_Stated task:_ Please reproduce all of the data below line for line, leaving the pictures out of your answer.

_Records for the task:_
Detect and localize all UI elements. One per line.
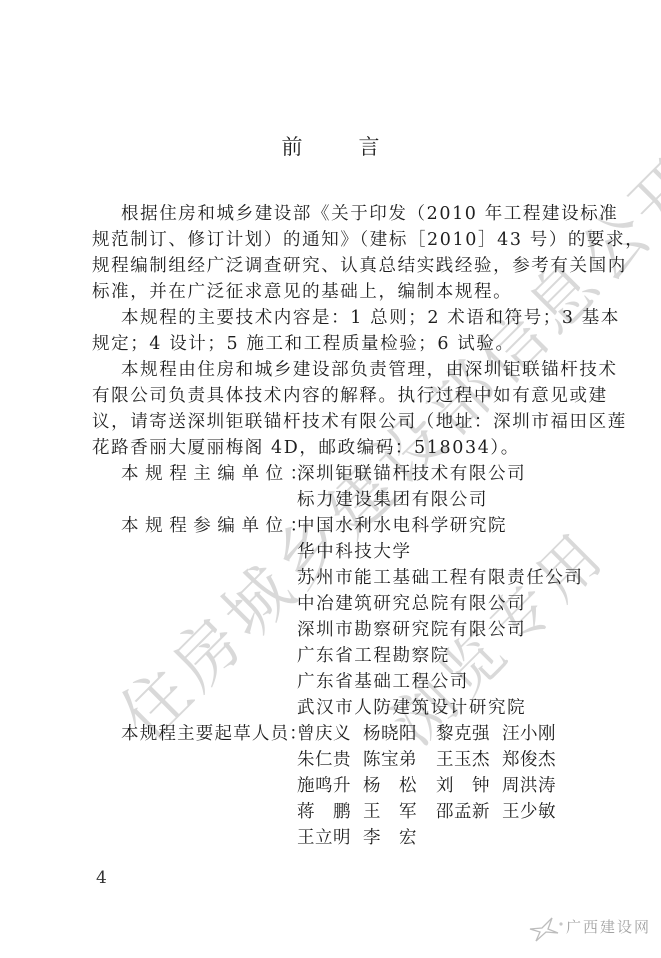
drafters-row: 曾庆义 杨晓阳 黎克强 汪小刚 [297, 721, 577, 747]
paragraph-line: 规程编制组经广泛调查研究、认真总结实践经验，参考有关国内 [92, 253, 568, 279]
chief-editor-units: 深圳钜联锚杆技术有限公司 标力建设集团有限公司 [297, 461, 526, 513]
paragraph-line: 花路香丽大厦丽梅阁 4D，邮政编码：518034）。 [92, 435, 568, 461]
drafter-name: 杨 松 [363, 773, 417, 799]
drafter-name: 汪小刚 [502, 721, 556, 747]
logo-text: 广西建设网 [566, 916, 651, 937]
drafter-name: 黎克强 [436, 721, 490, 747]
drafter-name: 曾庆义 [297, 721, 351, 747]
site-logo: 广西建设网 [528, 915, 656, 945]
drafters-label: 本规程主要起草人员： [121, 721, 297, 747]
drafters-row: 施鸣升 杨 松 刘 钟 周洪涛 [297, 773, 577, 799]
drafters-row: 朱仁贵 陈宝弟 王玉杰 郑俊杰 [297, 747, 577, 773]
paragraph-background: 根据住房和城乡建设部《关于印发（2010 年工程建设标准 规范制订、修订计划）的… [92, 201, 568, 305]
page-number: 4 [96, 868, 107, 888]
paragraph-management: 本规程由住房和城乡建设部负责管理，由深圳钜联锚杆技术 有限公司负责具体技术内容的… [92, 357, 568, 461]
star-icon [528, 915, 566, 943]
page-title: 前言 [0, 134, 661, 160]
unit-name: 武汉市人防建筑设计研究院 [297, 695, 584, 721]
drafter-name: 王少敏 [502, 799, 556, 825]
paragraph-contents: 本规程的主要技术内容是：1 总则；2 术语和符号；3 基本 规定；4 设计；5 … [92, 305, 568, 357]
drafter-name: 郑俊杰 [502, 747, 556, 773]
drafter-name: 王 军 [363, 799, 417, 825]
unit-name: 广东省基础工程公司 [297, 669, 584, 695]
unit-name: 华中科技大学 [297, 539, 584, 565]
paragraph-line: 标准，并在广泛征求意见的基础上，编制本规程。 [92, 279, 568, 305]
participating-label: 本规程参编单位： [121, 513, 297, 539]
paragraph-line: 规定；4 设计；5 施工和工程质量检验；6 试验。 [92, 331, 568, 357]
title-char-2: 言 [359, 134, 380, 160]
unit-name: 深圳钜联锚杆技术有限公司 [297, 461, 526, 487]
drafter-name: 施鸣升 [297, 773, 351, 799]
drafters-row: 蒋 鹏 王 军 邵孟新 王少敏 [297, 799, 577, 825]
unit-name: 中国水利水电科学研究院 [297, 513, 584, 539]
drafters-row: 王立明 李 宏 [297, 825, 577, 851]
paragraph-line: 本规程的主要技术内容是：1 总则；2 术语和符号；3 基本 [92, 305, 568, 331]
title-char-1: 前 [282, 134, 303, 160]
unit-name: 标力建设集团有限公司 [297, 487, 526, 513]
paragraph-line: 有限公司负责具体技术内容的解释。执行过程中如有意见或建 [92, 383, 568, 409]
paragraph-line: 本规程由住房和城乡建设部负责管理，由深圳钜联锚杆技术 [92, 357, 568, 383]
drafter-name: 邵孟新 [436, 799, 490, 825]
drafter-name: 朱仁贵 [297, 747, 351, 773]
paragraph-line: 根据住房和城乡建设部《关于印发（2010 年工程建设标准 [92, 201, 568, 227]
drafter-name: 周洪涛 [502, 773, 556, 799]
drafter-name: 王玉杰 [436, 747, 490, 773]
drafter-name: 王立明 [297, 825, 351, 851]
chief-editor-label: 本规程主编单位： [121, 461, 297, 487]
paragraph-line: 议，请寄送深圳钜联锚杆技术有限公司（地址：深圳市福田区莲 [92, 409, 568, 435]
drafter-name: 杨晓阳 [363, 721, 417, 747]
participating-units: 中国水利水电科学研究院 华中科技大学 苏州市能工基础工程有限责任公司 中冶建筑研… [297, 513, 584, 721]
drafters-list: 曾庆义 杨晓阳 黎克强 汪小刚 朱仁贵 陈宝弟 王玉杰 郑俊杰 施鸣升 杨 松 … [297, 721, 577, 851]
unit-name: 中冶建筑研究总院有限公司 [297, 591, 584, 617]
unit-name: 苏州市能工基础工程有限责任公司 [297, 565, 584, 591]
drafter-name: 陈宝弟 [363, 747, 417, 773]
drafter-name: 刘 钟 [436, 773, 490, 799]
drafter-name: 蒋 鹏 [297, 799, 351, 825]
paragraph-line: 规范制订、修订计划）的通知》（建标［2010］43 号）的要求， [92, 227, 568, 253]
drafter-name: 李 宏 [363, 825, 417, 851]
document-page: 住房城乡建设部信息公开 浏览专用 前言 根据住房和城乡建设部《关于印发（2010… [0, 0, 661, 958]
unit-name: 广东省工程勘察院 [297, 643, 584, 669]
unit-name: 深圳市勘察研究院有限公司 [297, 617, 584, 643]
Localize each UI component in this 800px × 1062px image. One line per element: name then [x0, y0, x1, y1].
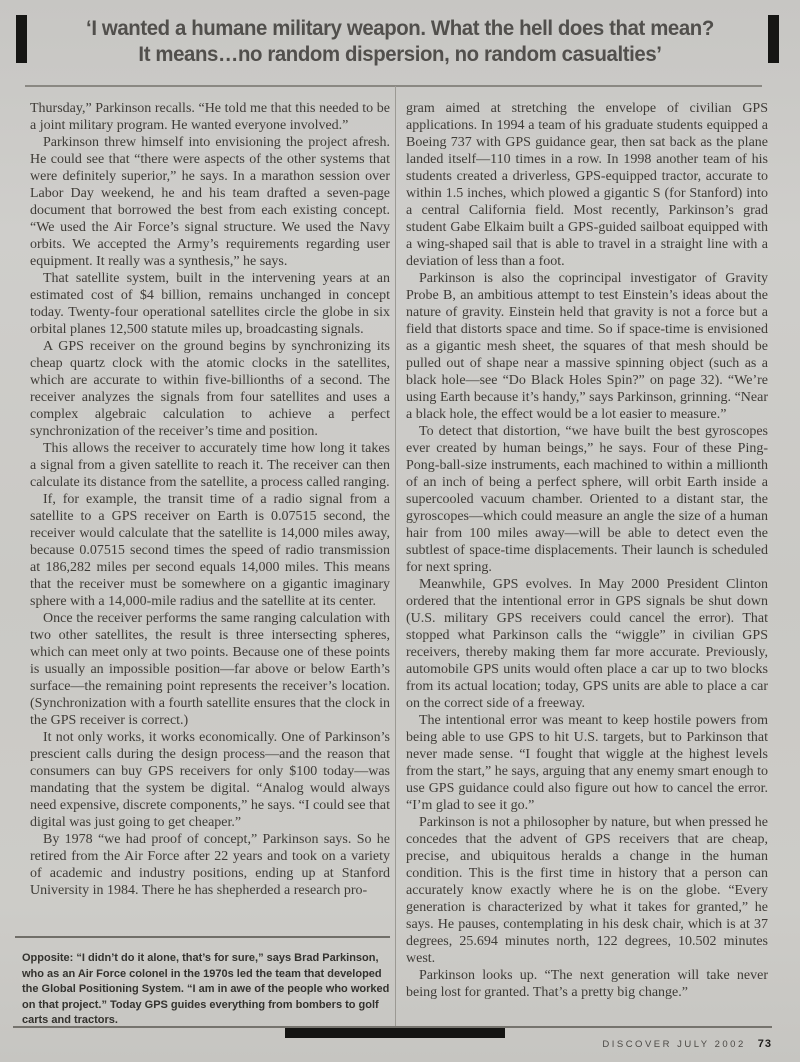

_Result of this exercise:_
Detect and localize all UI elements. One per line.
drafters-row: 曾庆义 杨晓阳 黎克强 汪小刚 [297, 721, 577, 747]
paragraph-line: 规程编制组经广泛调查研究、认真总结实践经验，参考有关国内 [92, 253, 568, 279]
chief-editor-units: 深圳钜联锚杆技术有限公司 标力建设集团有限公司 [297, 461, 526, 513]
paragraph-line: 花路香丽大厦丽梅阁 4D，邮政编码：518034）。 [92, 435, 568, 461]
drafter-name: 杨 松 [363, 773, 417, 799]
drafter-name: 汪小刚 [502, 721, 556, 747]
logo-text: 广西建设网 [566, 916, 651, 937]
drafter-name: 黎克强 [436, 721, 490, 747]
drafter-name: 曾庆义 [297, 721, 351, 747]
site-logo: 广西建设网 [528, 915, 656, 945]
drafters-label: 本规程主要起草人员： [121, 721, 297, 747]
drafters-row: 施鸣升 杨 松 刘 钟 周洪涛 [297, 773, 577, 799]
drafters-row: 朱仁贵 陈宝弟 王玉杰 郑俊杰 [297, 747, 577, 773]
paragraph-background: 根据住房和城乡建设部《关于印发（2010 年工程建设标准 规范制订、修订计划）的… [92, 201, 568, 305]
page-number: 4 [96, 868, 107, 888]
paragraph-management: 本规程由住房和城乡建设部负责管理，由深圳钜联锚杆技术 有限公司负责具体技术内容的… [92, 357, 568, 461]
star-icon [528, 915, 566, 943]
page-title: 前言 [0, 134, 661, 160]
unit-name: 武汉市人防建筑设计研究院 [297, 695, 584, 721]
drafter-name: 王少敏 [502, 799, 556, 825]
paragraph-contents: 本规程的主要技术内容是：1 总则；2 术语和符号；3 基本 规定；4 设计；5 … [92, 305, 568, 357]
drafter-name: 郑俊杰 [502, 747, 556, 773]
drafter-name: 王 军 [363, 799, 417, 825]
unit-name: 广东省基础工程公司 [297, 669, 584, 695]
unit-name: 华中科技大学 [297, 539, 584, 565]
paragraph-line: 标准，并在广泛征求意见的基础上，编制本规程。 [92, 279, 568, 305]
participating-label: 本规程参编单位： [121, 513, 297, 539]
paragraph-line: 规定；4 设计；5 施工和工程质量检验；6 试验。 [92, 331, 568, 357]
title-char-2: 言 [359, 134, 380, 160]
unit-name: 深圳钜联锚杆技术有限公司 [297, 461, 526, 487]
drafter-name: 施鸣升 [297, 773, 351, 799]
drafters-row: 蒋 鹏 王 军 邵孟新 王少敏 [297, 799, 577, 825]
unit-name: 中国水利水电科学研究院 [297, 513, 584, 539]
drafters-row: 王立明 李 宏 [297, 825, 577, 851]
paragraph-line: 本规程的主要技术内容是：1 总则；2 术语和符号；3 基本 [92, 305, 568, 331]
title-char-1: 前 [282, 134, 303, 160]
unit-name: 标力建设集团有限公司 [297, 487, 526, 513]
paragraph-line: 有限公司负责具体技术内容的解释。执行过程中如有意见或建 [92, 383, 568, 409]
paragraph-line: 本规程由住房和城乡建设部负责管理，由深圳钜联锚杆技术 [92, 357, 568, 383]
drafter-name: 邵孟新 [436, 799, 490, 825]
drafter-name: 朱仁贵 [297, 747, 351, 773]
paragraph-line: 根据住房和城乡建设部《关于印发（2010 年工程建设标准 [92, 201, 568, 227]
drafter-name: 周洪涛 [502, 773, 556, 799]
drafter-name: 王玉杰 [436, 747, 490, 773]
drafter-name: 王立明 [297, 825, 351, 851]
chief-editor-label: 本规程主编单位： [121, 461, 297, 487]
paragraph-line: 议，请寄送深圳钜联锚杆技术有限公司（地址：深圳市福田区莲 [92, 409, 568, 435]
drafter-name: 杨晓阳 [363, 721, 417, 747]
participating-units: 中国水利水电科学研究院 华中科技大学 苏州市能工基础工程有限责任公司 中冶建筑研… [297, 513, 584, 721]
drafters-list: 曾庆义 杨晓阳 黎克强 汪小刚 朱仁贵 陈宝弟 王玉杰 郑俊杰 施鸣升 杨 松 … [297, 721, 577, 851]
unit-name: 中冶建筑研究总院有限公司 [297, 591, 584, 617]
unit-name: 苏州市能工基础工程有限责任公司 [297, 565, 584, 591]
drafter-name: 陈宝弟 [363, 747, 417, 773]
drafter-name: 刘 钟 [436, 773, 490, 799]
drafter-name: 蒋 鹏 [297, 799, 351, 825]
paragraph-line: 规范制订、修订计划）的通知》（建标［2010］43 号）的要求， [92, 227, 568, 253]
drafter-name: 李 宏 [363, 825, 417, 851]
document-page: 住房城乡建设部信息公开 浏览专用 前言 根据住房和城乡建设部《关于印发（2010… [0, 0, 661, 958]
unit-name: 广东省工程勘察院 [297, 643, 584, 669]
unit-name: 深圳市勘察研究院有限公司 [297, 617, 584, 643]
Localize each UI component in this 800px × 1062px image. One line per element: name then [x0, y0, x1, y1].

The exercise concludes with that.